Written problem:
Omit every picture and output the rest of the records exactly as they are.

--*--

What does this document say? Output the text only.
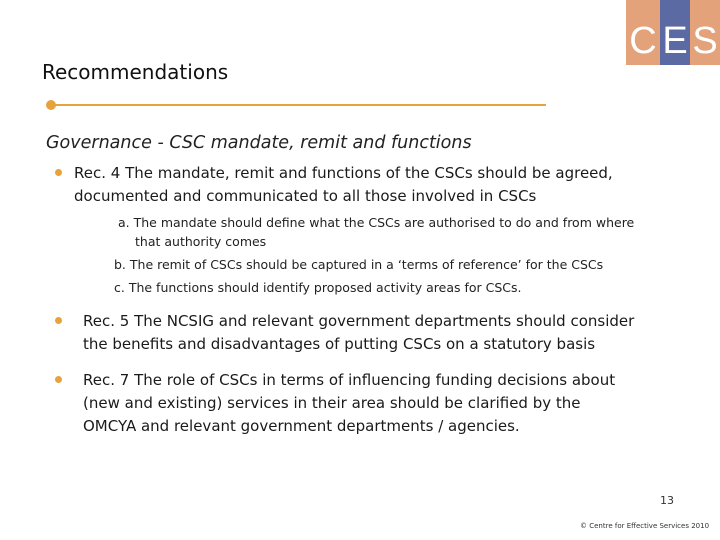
C E S
Recommendations
Governance - CSC mandate, remit and functions
Rec. 4 The mandate, remit and functions of the CSCs should be agreed,
documented and communicated to all those involved in CSCs
a. The mandate should define what the CSCs are authorised to do and from where
that authority comes
b. The remit of CSCs should be captured in a ‘terms of reference’ for the CSCs
c. The functions should identify proposed activity areas for CSCs.
Rec. 5 The NCSIG and relevant government departments should consider
the benefits and disadvantages of putting CSCs on a statutory basis
Rec. 7 The role of CSCs in terms of influencing funding decisions about
(new and existing) services in their area should be clarified by the
OMCYA and relevant government departments / agencies.
13
© Centre for Effective Services 2010
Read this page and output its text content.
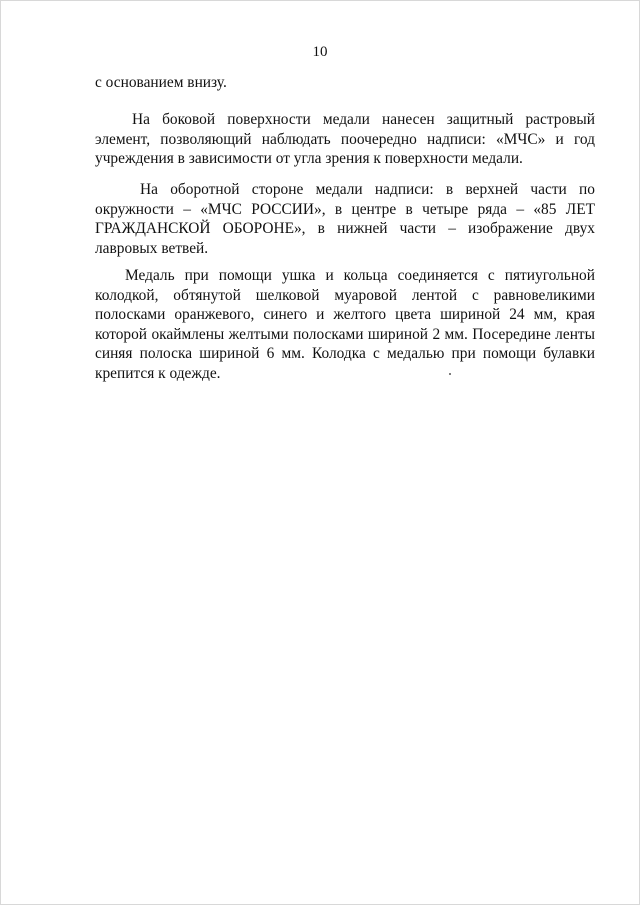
10

с основанием внизу.

На боковой поверхности медали нанесен защитный растровый элемент, позволяющий наблюдать поочередно надписи: «МЧС» и год учреждения в зависимости от угла зрения к поверхности медали.

На оборотной стороне медали надписи: в верхней части по окружности – «МЧС РОССИИ», в центре в четыре ряда – «85 ЛЕТ ГРАЖДАНСКОЙ ОБОРОНЕ», в нижней части – изображение двух лавровых ветвей.

Медаль при помощи ушка и кольца соединяется с пятиугольной колодкой, обтянутой шелковой муаровой лентой с равновеликими полосками оранжевого, синего и желтого цвета шириной 24 мм, края которой окаймлены желтыми полосками шириной 2 мм. Посередине ленты синяя полоска шириной 6 мм. Колодка с медалью при помощи булавки крепится к одежде.
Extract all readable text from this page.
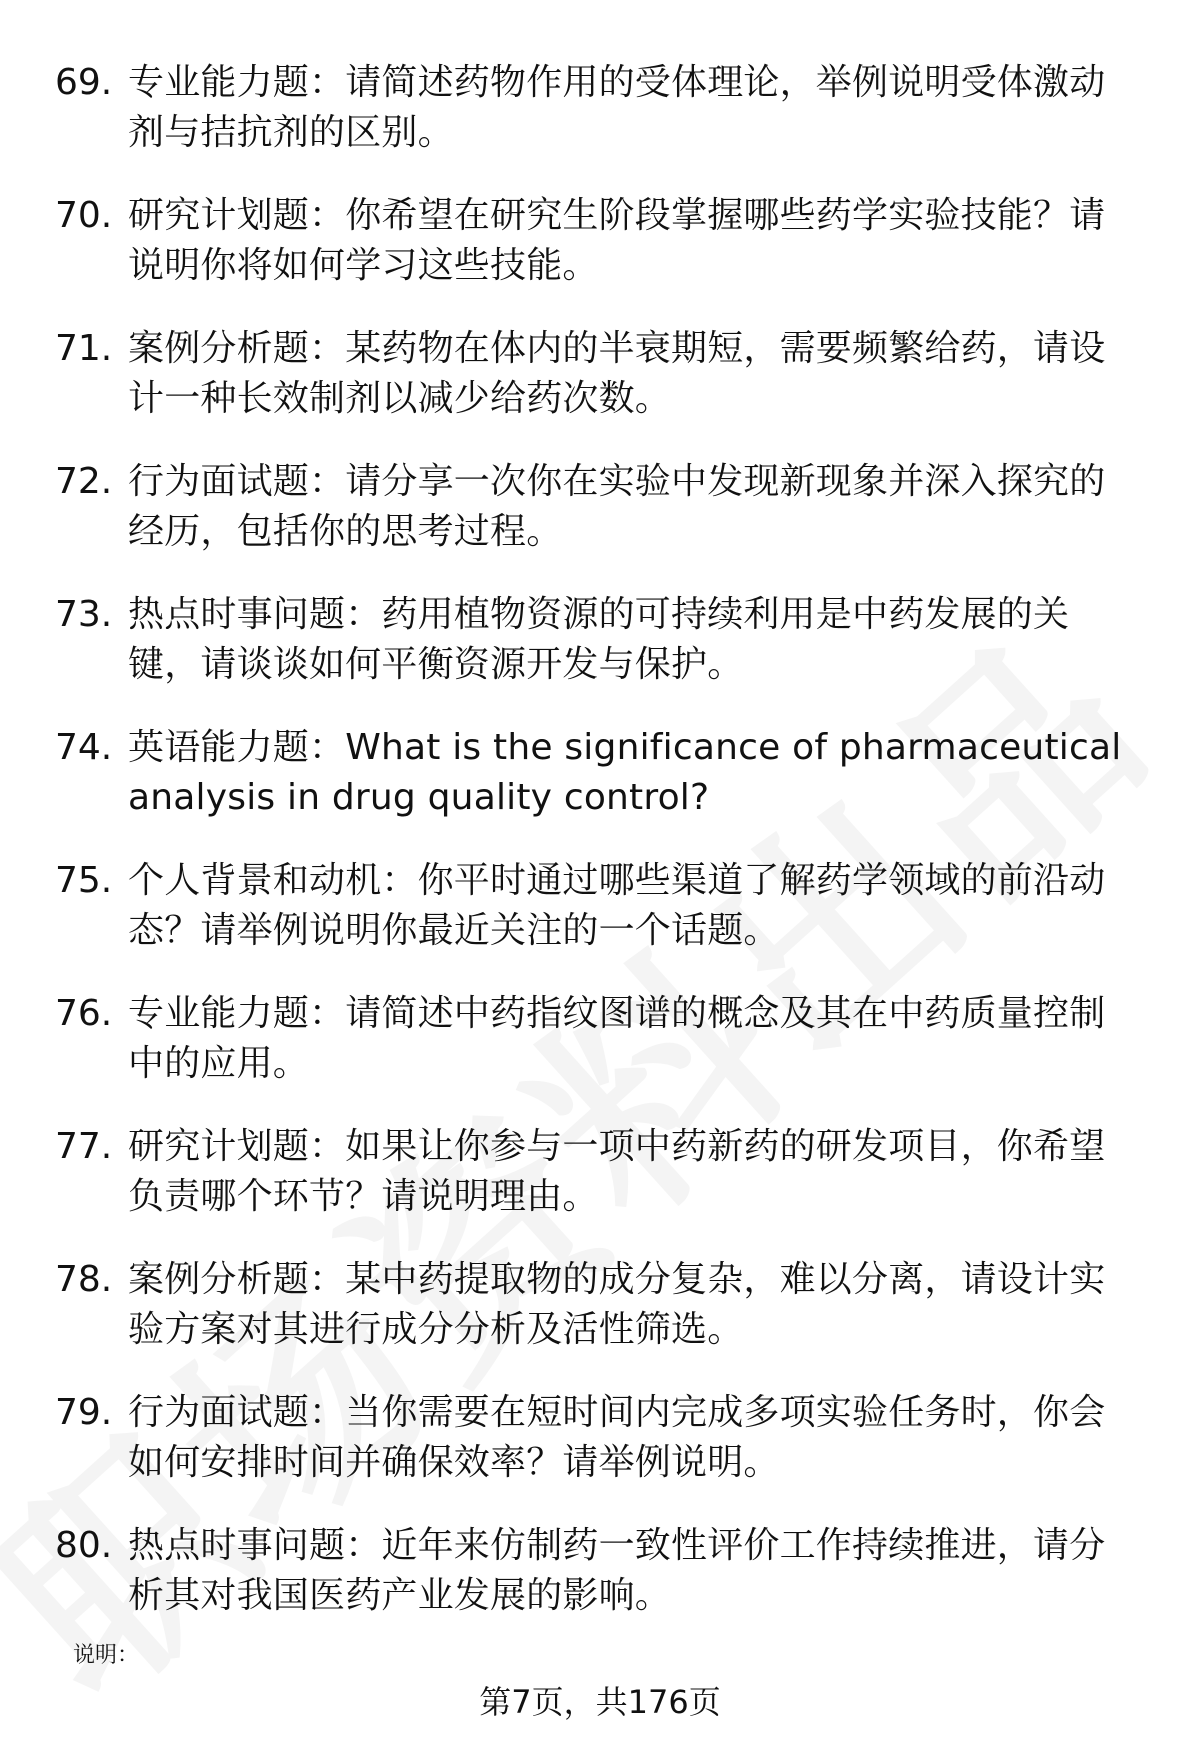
69. 专业能力题：请简述药物作用的受体理论，举例说明受体激动剂与拮抗剂的区别。
70. 研究计划题：你希望在研究生阶段掌握哪些药学实验技能？请说明你将如何学习这些技能。
71. 案例分析题：某药物在体内的半衰期短，需要频繁给药，请设计一种长效制剂以减少给药次数。
72. 行为面试题：请分享一次你在实验中发现新现象并深入探究的经历，包括你的思考过程。
73. 热点时事问题：药用植物资源的可持续利用是中药发展的关键，请谈谈如何平衡资源开发与保护。
74. 英语能力题：What is the significance of pharmaceutical analysis in drug quality control?
75. 个人背景和动机：你平时通过哪些渠道了解药学领域的前沿动态？请举例说明你最近关注的一个话题。
76. 专业能力题：请简述中药指纹图谱的概念及其在中药质量控制中的应用。
77. 研究计划题：如果让你参与一项中药新药的研发项目，你希望负责哪个环节？请说明理由。
78. 案例分析题：某中药提取物的成分复杂，难以分离，请设计实验方案对其进行成分分析及活性筛选。
79. 行为面试题：当你需要在短时间内完成多项实验任务时，你会如何安排时间并确保效率？请举例说明。
80. 热点时事问题：近年来仿制药一致性评价工作持续推进，请分析其对我国医药产业发展的影响。
说明：
第7页，共176页
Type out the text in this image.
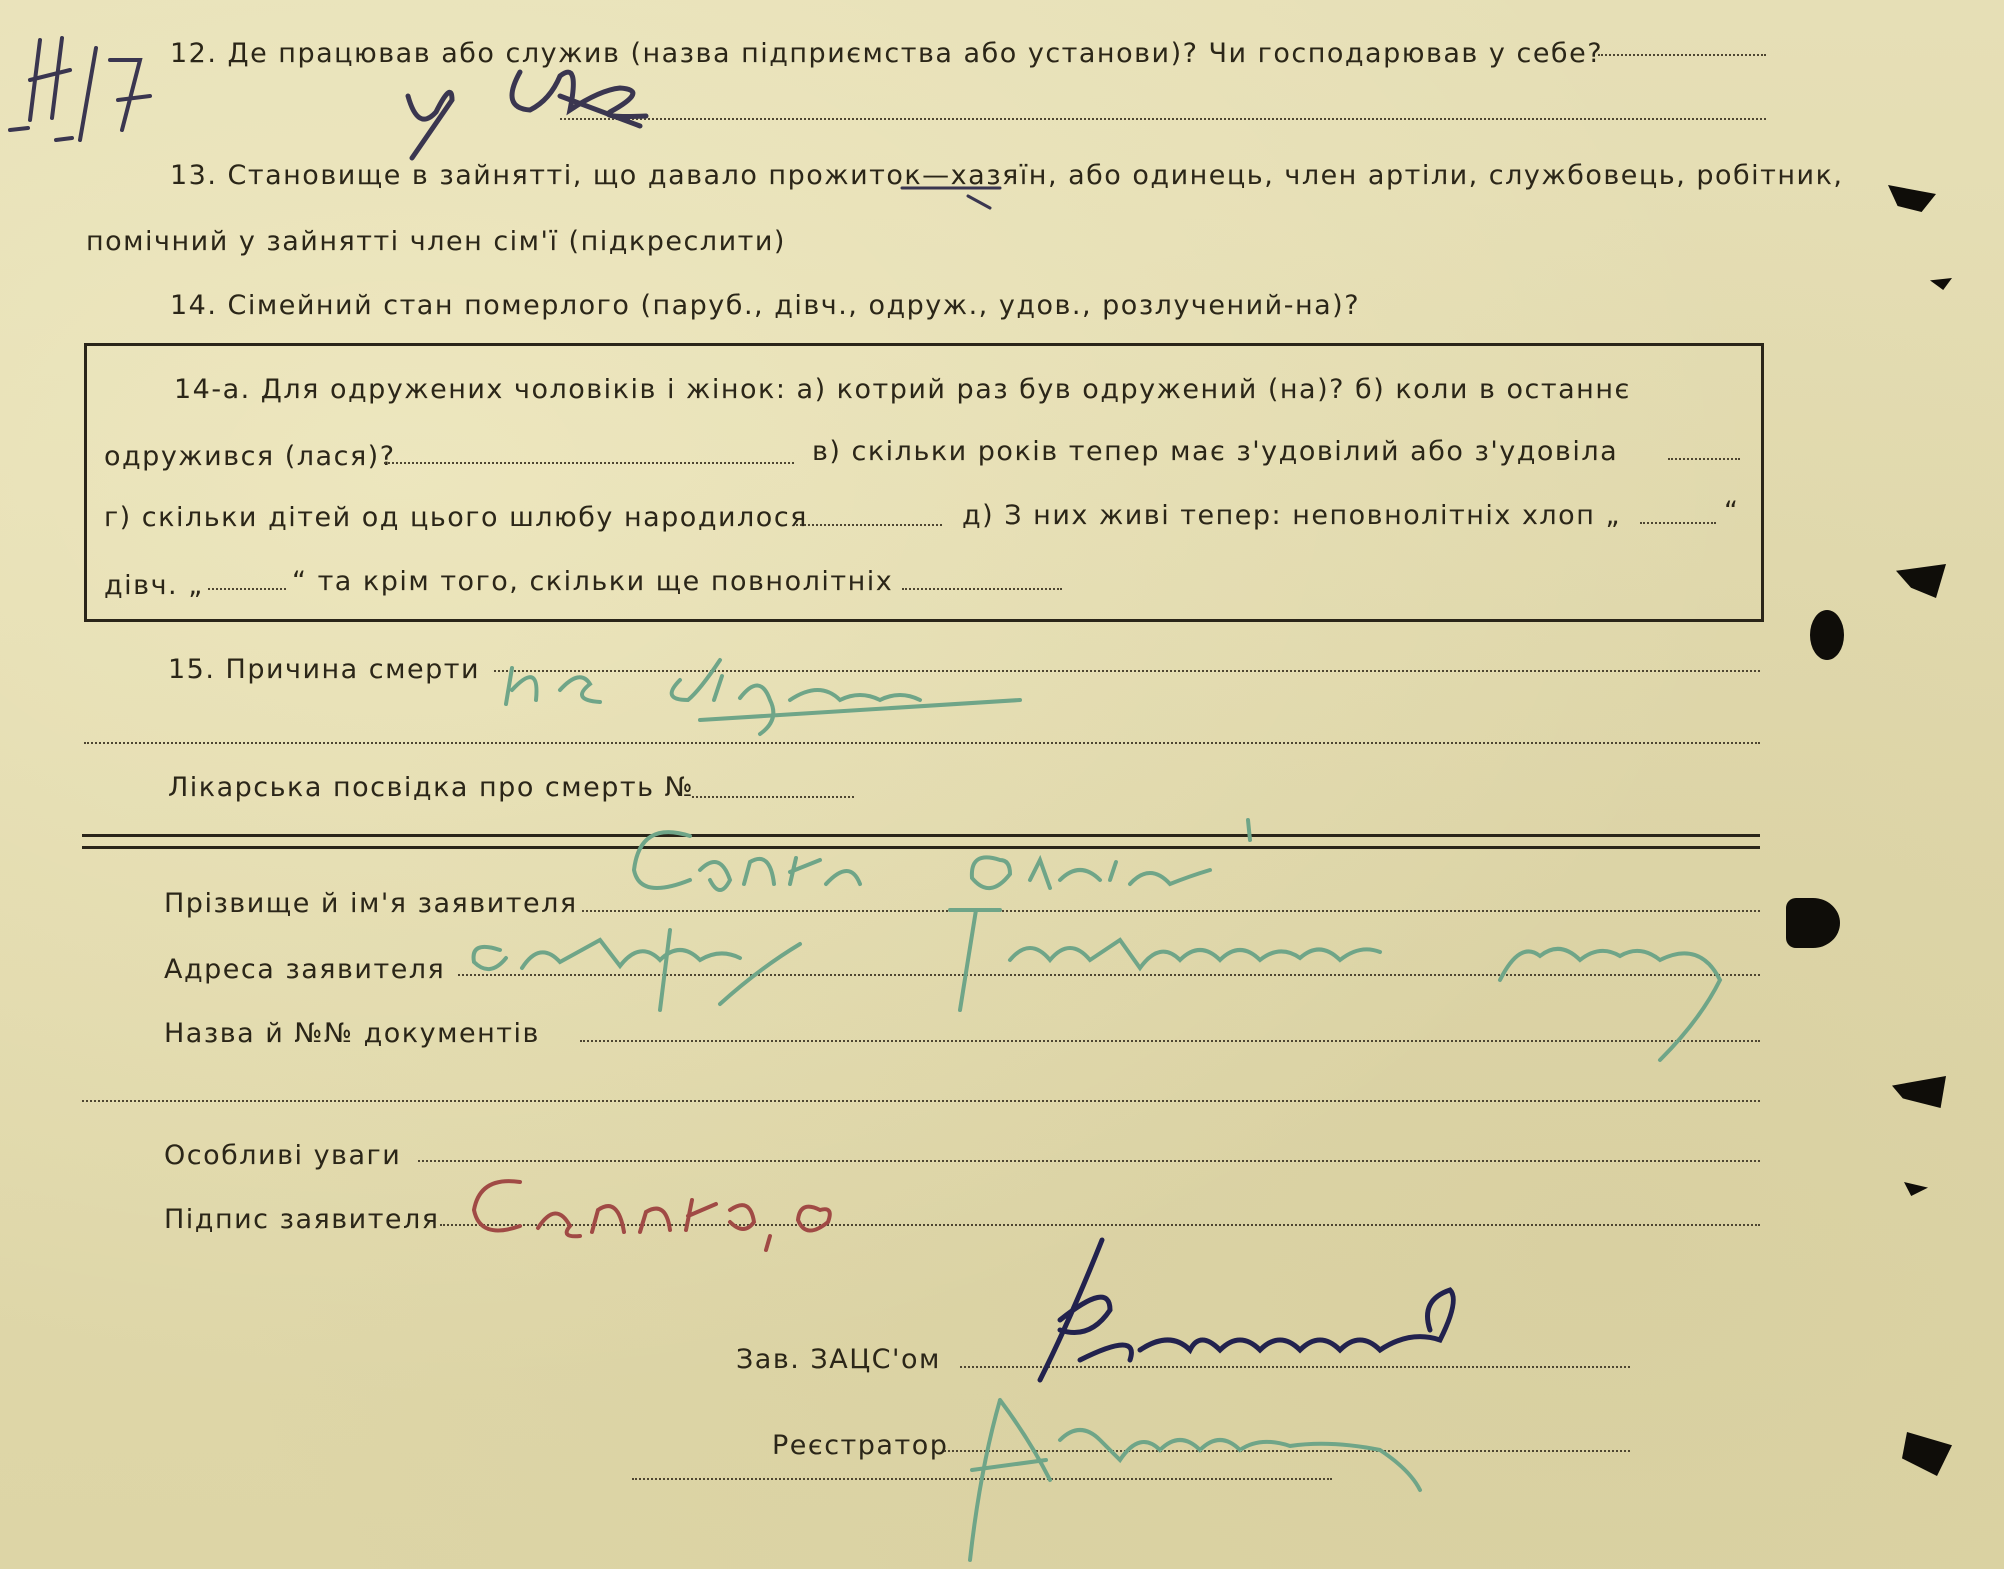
12. Де працював або служив (назва підприємства або установи)? Чи господарював у себе?
13. Становище в зайнятті, що давало прожиток—хазяїн, або одинець, член артіли, службовець, робітник,
помічний у зайнятті член сім'ї (підкреслити)
14. Сімейний стан померлого (паруб., дівч., одруж., удов., розлучений-на)?
14-а. Для одружених чоловіків і жінок: а) котрий раз був одружений (на)? б) коли в останнє
одружився (лася)?	в) скільки років тепер має з'удовілий або з'удовіла
г) скільки дітей од цього шлюбу народилося	д) З них живі тепер: неповнолітніх хлоп „	“
дівч. „	“ та крім того, скільки ще повнолітніх
15. Причина смерти
Лікарська посвідка про смерть №
Прізвище й ім'я заявителя
Адреса заявителя
Назва й №№ документів
Особливі уваги
Підпис заявителя
Зав. ЗАЦС'ом
Реєстратор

--*--

Written solution:
What does this document say? Output the text only.
C E S
Recommendations
Governance - CSC mandate, remit and functions
Rec. 4 The mandate, remit and functions of the CSCs should be agreed,
documented and communicated to all those involved in CSCs
a. The mandate should define what the CSCs are authorised to do and from where
that authority comes
b. The remit of CSCs should be captured in a ‘terms of reference’ for the CSCs
c. The functions should identify proposed activity areas for CSCs.
Rec. 5 The NCSIG and relevant government departments should consider
the benefits and disadvantages of putting CSCs on a statutory basis
Rec. 7 The role of CSCs in terms of influencing funding decisions about
(new and existing) services in their area should be clarified by the
OMCYA and relevant government departments / agencies.
13
© Centre for Effective Services 2010
Read this page and output its text content.
10

с основанием внизу.

На боковой поверхности медали нанесен защитный растровый элемент, позволяющий наблюдать поочередно надписи: «МЧС» и год учреждения в зависимости от угла зрения к поверхности медали.

На оборотной стороне медали надписи: в верхней части по окружности – «МЧС РОССИИ», в центре в четыре ряда – «85 ЛЕТ ГРАЖДАНСКОЙ ОБОРОНЕ», в нижней части – изображение двух лавровых ветвей.

Медаль при помощи ушка и кольца соединяется с пятиугольной колодкой, обтянутой шелковой муаровой лентой с равновеликими полосками оранжевого, синего и желтого цвета шириной 24 мм, края которой окаймлены желтыми полосками шириной 2 мм. Посередине ленты синяя полоска шириной 6 мм. Колодка с медалью при помощи булавки крепится к одежде.
Extract all readable text from this page.
69. 专业能力题：请简述药物作用的受体理论，举例说明受体激动剂与拮抗剂的区别。
70. 研究计划题：你希望在研究生阶段掌握哪些药学实验技能？请说明你将如何学习这些技能。
71. 案例分析题：某药物在体内的半衰期短，需要频繁给药，请设计一种长效制剂以减少给药次数。
72. 行为面试题：请分享一次你在实验中发现新现象并深入探究的经历，包括你的思考过程。
73. 热点时事问题：药用植物资源的可持续利用是中药发展的关键，请谈谈如何平衡资源开发与保护。
74. 英语能力题：What is the significance of pharmaceutical analysis in drug quality control?
75. 个人背景和动机：你平时通过哪些渠道了解药学领域的前沿动态？请举例说明你最近关注的一个话题。
76. 专业能力题：请简述中药指纹图谱的概念及其在中药质量控制中的应用。
77. 研究计划题：如果让你参与一项中药新药的研发项目，你希望负责哪个环节？请说明理由。
78. 案例分析题：某中药提取物的成分复杂，难以分离，请设计实验方案对其进行成分分析及活性筛选。
79. 行为面试题：当你需要在短时间内完成多项实验任务时，你会如何安排时间并确保效率？请举例说明。
80. 热点时事问题：近年来仿制药一致性评价工作持续推进，请分析其对我国医药产业发展的影响。
说明：
第7页，共176页
Type out the text in this image.
12. Де працював або служив (назва підприємства або установи)? Чи господарював у себе?
13. Становище в зайнятті, що давало прожиток—хазяїн, або одинець, член артіли, службовець, робітник,
помічний у зайнятті член сім'ї (підкреслити)
14. Сімейний стан померлого (паруб., дівч., одруж., удов., розлучений-на)?
14-а. Для одружених чоловіків і жінок: а) котрий раз був одружений (на)? б) коли в останнє
одружився (лася)?	в) скільки років тепер має з'удовілий або з'удовіла
г) скільки дітей од цього шлюбу народилося	д) З них живі тепер: неповнолітніх хлоп „	“
дівч. „	“ та крім того, скільки ще повнолітніх
15. Причина смерти
Лікарська посвідка про смерть №
Прізвище й ім'я заявителя
Адреса заявителя
Назва й №№ документів
Особливі уваги
Підпис заявителя
Зав. ЗАЦС'ом
Реєстратор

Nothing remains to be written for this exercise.